-- start of DATA FOR THIS TASK --

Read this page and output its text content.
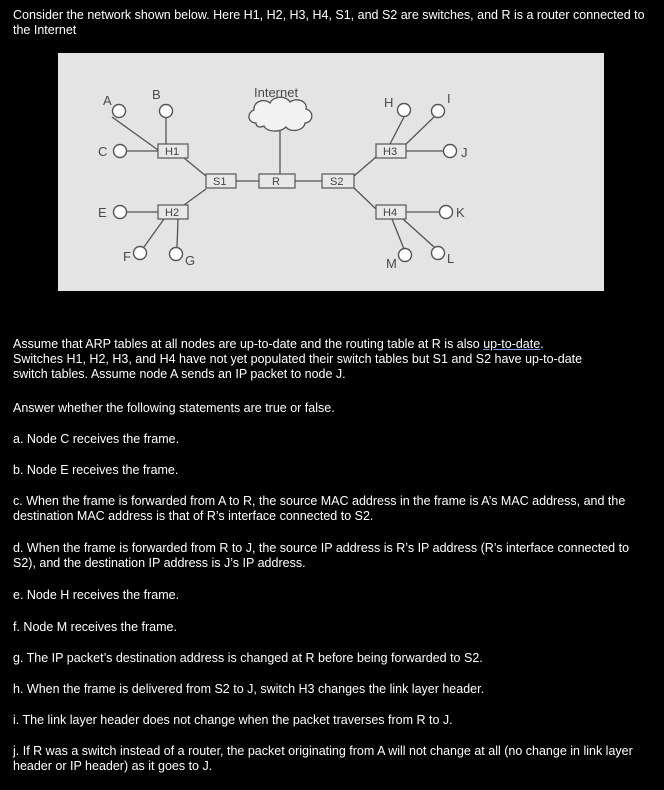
Consider the network shown below. Here H1, H2, H3, H4, S1, and S2 are switches, and R is a router connected to the Internet
Internet
H1
H2
S1	R	S2
H3
H4
A	B
C
E
F	G
H	I
J
K
L
M
Assume that ARP tables at all nodes are up-to-date and the routing table at R is also up-to-date.
Switches H1, H2, H3, and H4 have not yet populated their switch tables but S1 and S2 have up-to-date
switch tables. Assume node A sends an IP packet to node J.
Answer whether the following statements are true or false.
a. Node C receives the frame.
b. Node E receives the frame.
c. When the frame is forwarded from A to R, the source MAC address in the frame is A’s MAC address, and the destination MAC address is that of R’s interface connected to S2.
d. When the frame is forwarded from R to J, the source IP address is R’s IP address (R’s interface connected to S2), and the destination IP address is J’s IP address.
e. Node H receives the frame.
f. Node M receives the frame.
g. The IP packet’s destination address is changed at R before being forwarded to S2.
h. When the frame is delivered from S2 to J, switch H3 changes the link layer header.
i. The link layer header does not change when the packet traverses from R to J.
j. If R was a switch instead of a router, the packet originating from A will not change at all (no change in link layer header or IP header) as it goes to J.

-- end of DATA FOR THIS TASK --

## WHAT THE EXERCISE ASKS
Print the entries above exactly, taking out only the pictures.

## TASK SOLUTION
Read this page and output its text content.
Consider the network shown below. Here H1, H2, H3, H4, S1, and S2 are switches, and R is a router connected to the Internet
Internet
H1
H2
S1	R	S2
H3
H4
A	B
C
E
F	G
H	I
J
K
L
M
Assume that ARP tables at all nodes are up-to-date and the routing table at R is also up-to-date.
Switches H1, H2, H3, and H4 have not yet populated their switch tables but S1 and S2 have up-to-date
switch tables. Assume node A sends an IP packet to node J.
Answer whether the following statements are true or false.
a. Node C receives the frame.
b. Node E receives the frame.
c. When the frame is forwarded from A to R, the source MAC address in the frame is A’s MAC address, and the destination MAC address is that of R’s interface connected to S2.
d. When the frame is forwarded from R to J, the source IP address is R’s IP address (R’s interface connected to S2), and the destination IP address is J’s IP address.
e. Node H receives the frame.
f. Node M receives the frame.
g. The IP packet’s destination address is changed at R before being forwarded to S2.
h. When the frame is delivered from S2 to J, switch H3 changes the link layer header.
i. The link layer header does not change when the packet traverses from R to J.
j. If R was a switch instead of a router, the packet originating from A will not change at all (no change in link layer header or IP header) as it goes to J.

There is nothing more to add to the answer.